_What you should do_:
Repeat the material below exactly, line for line.

_Information shown_:
+++

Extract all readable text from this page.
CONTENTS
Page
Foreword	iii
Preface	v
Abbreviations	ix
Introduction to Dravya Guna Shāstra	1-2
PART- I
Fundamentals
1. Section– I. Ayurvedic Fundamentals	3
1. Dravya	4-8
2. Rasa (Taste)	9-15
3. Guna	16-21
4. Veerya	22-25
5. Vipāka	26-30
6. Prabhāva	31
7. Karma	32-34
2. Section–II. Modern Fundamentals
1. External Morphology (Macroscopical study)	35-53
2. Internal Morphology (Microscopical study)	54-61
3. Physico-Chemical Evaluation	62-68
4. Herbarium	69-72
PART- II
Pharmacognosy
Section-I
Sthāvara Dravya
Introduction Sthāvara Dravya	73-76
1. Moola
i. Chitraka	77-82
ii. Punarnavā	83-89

+++

_Solution to the problem_:
Extract all readable text from this page.
CONTENTS
Page
Foreword	iii
Preface	v
Abbreviations	ix
Introduction to Dravya Guna Shāstra	1-2
PART- I
Fundamentals
1. Section– I. Ayurvedic Fundamentals	3
1. Dravya	4-8
2. Rasa (Taste)	9-15
3. Guna	16-21
4. Veerya	22-25
5. Vipāka	26-30
6. Prabhāva	31
7. Karma	32-34
2. Section–II. Modern Fundamentals
1. External Morphology (Macroscopical study)	35-53
2. Internal Morphology (Microscopical study)	54-61
3. Physico-Chemical Evaluation	62-68
4. Herbarium	69-72
PART- II
Pharmacognosy
Section-I
Sthāvara Dravya
Introduction Sthāvara Dravya	73-76
1. Moola
i. Chitraka	77-82
ii. Punarnavā	83-89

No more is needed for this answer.